* **WHAT YOU WILL DO**
From the listing below, pick out each line with the word "centrum".

* **RECORDS SUPPLIED**
|---|

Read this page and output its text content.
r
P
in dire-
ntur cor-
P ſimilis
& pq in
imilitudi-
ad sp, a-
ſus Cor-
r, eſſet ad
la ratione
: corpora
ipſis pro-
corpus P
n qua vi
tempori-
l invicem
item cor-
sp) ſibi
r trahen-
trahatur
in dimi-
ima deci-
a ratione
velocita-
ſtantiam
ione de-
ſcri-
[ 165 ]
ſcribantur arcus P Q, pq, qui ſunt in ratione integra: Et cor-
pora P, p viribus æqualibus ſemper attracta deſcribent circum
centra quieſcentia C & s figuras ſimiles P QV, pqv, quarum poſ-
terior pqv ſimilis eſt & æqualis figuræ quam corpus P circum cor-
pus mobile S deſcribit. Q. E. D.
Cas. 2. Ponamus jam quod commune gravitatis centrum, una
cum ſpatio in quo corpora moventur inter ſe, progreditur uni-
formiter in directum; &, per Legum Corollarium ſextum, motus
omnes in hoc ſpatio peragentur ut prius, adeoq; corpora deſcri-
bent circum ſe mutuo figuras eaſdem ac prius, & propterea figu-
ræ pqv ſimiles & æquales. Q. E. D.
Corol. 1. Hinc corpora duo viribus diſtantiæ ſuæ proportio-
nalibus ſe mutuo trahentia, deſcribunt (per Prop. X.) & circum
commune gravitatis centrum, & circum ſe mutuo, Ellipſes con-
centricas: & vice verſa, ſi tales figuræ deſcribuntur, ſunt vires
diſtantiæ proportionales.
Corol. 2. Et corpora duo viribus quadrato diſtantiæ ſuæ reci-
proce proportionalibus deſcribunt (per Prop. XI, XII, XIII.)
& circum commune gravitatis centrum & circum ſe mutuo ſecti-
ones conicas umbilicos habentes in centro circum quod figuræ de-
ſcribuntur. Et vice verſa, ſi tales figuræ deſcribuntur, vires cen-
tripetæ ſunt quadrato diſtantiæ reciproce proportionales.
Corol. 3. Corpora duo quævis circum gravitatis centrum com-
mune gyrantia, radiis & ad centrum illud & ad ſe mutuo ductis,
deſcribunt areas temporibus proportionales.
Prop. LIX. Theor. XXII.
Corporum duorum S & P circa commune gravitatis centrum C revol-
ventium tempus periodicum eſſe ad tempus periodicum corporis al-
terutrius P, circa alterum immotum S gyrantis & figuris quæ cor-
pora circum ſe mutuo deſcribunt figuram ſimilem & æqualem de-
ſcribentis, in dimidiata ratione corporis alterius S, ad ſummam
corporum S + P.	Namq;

|---|

* **EXERCISE SOLUTION**
Cas. 2. Ponamus jam quod commune gravitatis centrum, una
commune gravitatis centrum, & circum ſe mutuo, Ellipſes con-
& circum commune gravitatis centrum & circum ſe mutuo ſecti-
Corol. 3. Corpora duo quævis circum gravitatis centrum com-
mune gyrantia, radiis & ad centrum illud & ad ſe mutuo ductis,
Corporum duorum S & P circa commune gravitatis centrum C revol-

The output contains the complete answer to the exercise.